◆ **What the exercise asks**
Look for the string "Hier" in the lines and copy each line that has it.

◆ **Provided records**
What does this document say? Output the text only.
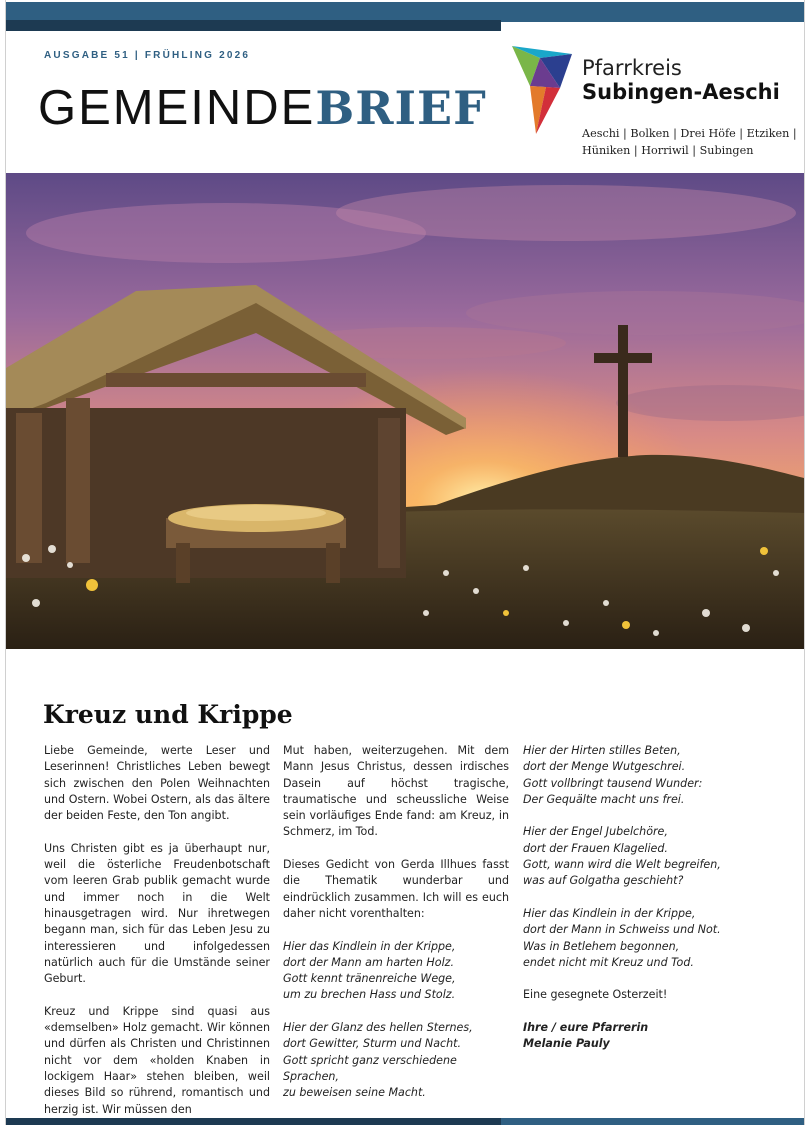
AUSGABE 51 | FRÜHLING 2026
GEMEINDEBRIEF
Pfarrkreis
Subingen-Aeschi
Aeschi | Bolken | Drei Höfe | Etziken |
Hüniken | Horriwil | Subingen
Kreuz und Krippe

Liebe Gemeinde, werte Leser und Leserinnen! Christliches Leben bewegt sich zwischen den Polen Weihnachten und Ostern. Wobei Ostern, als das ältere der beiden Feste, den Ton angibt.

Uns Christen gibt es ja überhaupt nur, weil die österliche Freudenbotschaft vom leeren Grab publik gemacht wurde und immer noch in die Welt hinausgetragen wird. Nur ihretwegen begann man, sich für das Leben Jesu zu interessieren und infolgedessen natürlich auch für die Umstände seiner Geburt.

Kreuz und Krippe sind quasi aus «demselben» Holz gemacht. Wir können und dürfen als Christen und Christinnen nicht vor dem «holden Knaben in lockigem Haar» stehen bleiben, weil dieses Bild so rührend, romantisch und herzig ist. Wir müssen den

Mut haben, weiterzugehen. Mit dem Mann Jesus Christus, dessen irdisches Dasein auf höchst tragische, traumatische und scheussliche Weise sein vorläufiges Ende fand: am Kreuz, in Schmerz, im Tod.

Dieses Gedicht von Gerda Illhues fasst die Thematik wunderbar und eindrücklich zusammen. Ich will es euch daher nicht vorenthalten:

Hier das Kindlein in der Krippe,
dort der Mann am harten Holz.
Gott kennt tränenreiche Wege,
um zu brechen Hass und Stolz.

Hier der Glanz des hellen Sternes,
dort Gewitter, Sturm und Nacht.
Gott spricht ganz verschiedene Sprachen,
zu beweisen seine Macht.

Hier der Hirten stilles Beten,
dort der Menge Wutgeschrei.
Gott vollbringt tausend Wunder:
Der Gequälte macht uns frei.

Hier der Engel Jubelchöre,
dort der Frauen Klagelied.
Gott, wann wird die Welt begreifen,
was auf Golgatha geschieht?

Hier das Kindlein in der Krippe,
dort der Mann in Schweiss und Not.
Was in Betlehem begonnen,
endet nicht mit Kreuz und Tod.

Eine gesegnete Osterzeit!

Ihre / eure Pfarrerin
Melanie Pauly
...
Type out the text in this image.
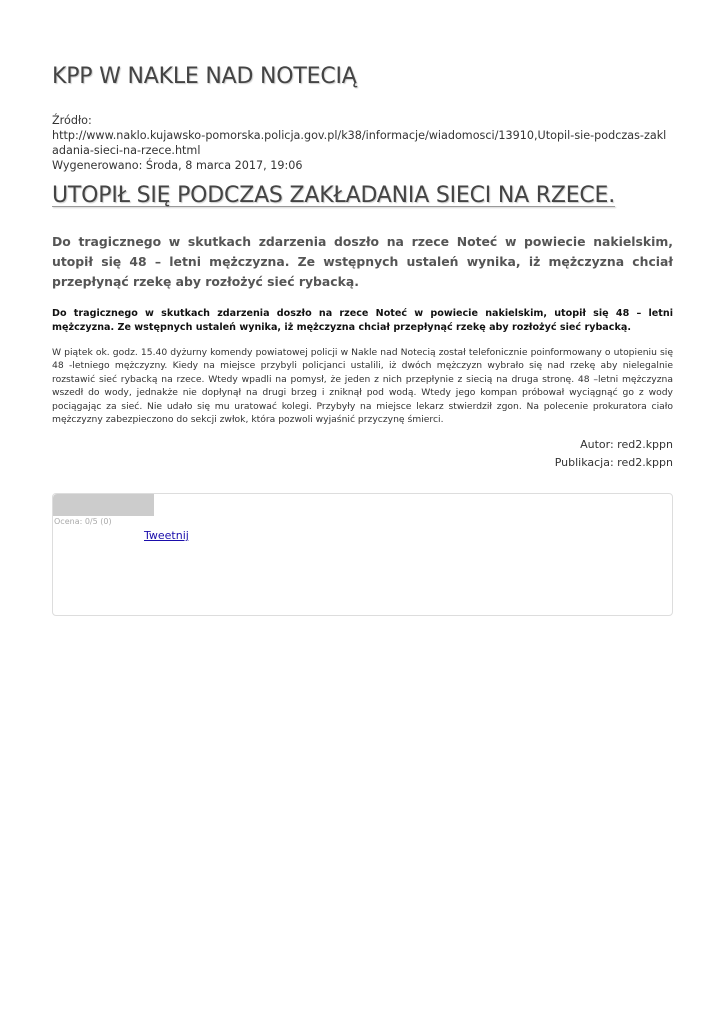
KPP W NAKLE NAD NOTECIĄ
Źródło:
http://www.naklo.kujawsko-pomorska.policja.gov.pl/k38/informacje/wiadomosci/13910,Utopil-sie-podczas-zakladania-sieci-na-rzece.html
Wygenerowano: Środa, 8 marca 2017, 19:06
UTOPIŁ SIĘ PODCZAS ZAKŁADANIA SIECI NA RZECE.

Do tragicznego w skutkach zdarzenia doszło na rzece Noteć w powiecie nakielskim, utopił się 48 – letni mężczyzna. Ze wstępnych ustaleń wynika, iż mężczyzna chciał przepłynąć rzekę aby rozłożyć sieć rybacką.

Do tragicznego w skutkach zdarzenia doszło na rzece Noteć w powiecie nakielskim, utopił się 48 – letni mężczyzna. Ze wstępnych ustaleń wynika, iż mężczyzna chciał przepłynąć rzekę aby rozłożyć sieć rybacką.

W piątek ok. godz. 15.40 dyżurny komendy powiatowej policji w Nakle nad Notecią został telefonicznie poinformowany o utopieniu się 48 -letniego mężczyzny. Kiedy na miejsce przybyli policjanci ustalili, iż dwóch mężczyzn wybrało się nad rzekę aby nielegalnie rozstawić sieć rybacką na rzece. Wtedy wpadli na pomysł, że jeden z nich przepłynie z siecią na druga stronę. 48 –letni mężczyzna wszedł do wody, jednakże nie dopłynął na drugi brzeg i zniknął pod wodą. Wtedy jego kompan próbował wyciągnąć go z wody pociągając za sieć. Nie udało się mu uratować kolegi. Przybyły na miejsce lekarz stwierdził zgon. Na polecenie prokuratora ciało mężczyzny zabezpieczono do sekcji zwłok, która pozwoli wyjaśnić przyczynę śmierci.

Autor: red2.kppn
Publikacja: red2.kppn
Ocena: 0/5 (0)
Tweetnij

◆ **Task response**
Hier das Kindlein in der Krippe,
Hier der Glanz des hellen Sternes,
Hier der Hirten stilles Beten,
Hier der Engel Jubelchöre,
Hier das Kindlein in der Krippe,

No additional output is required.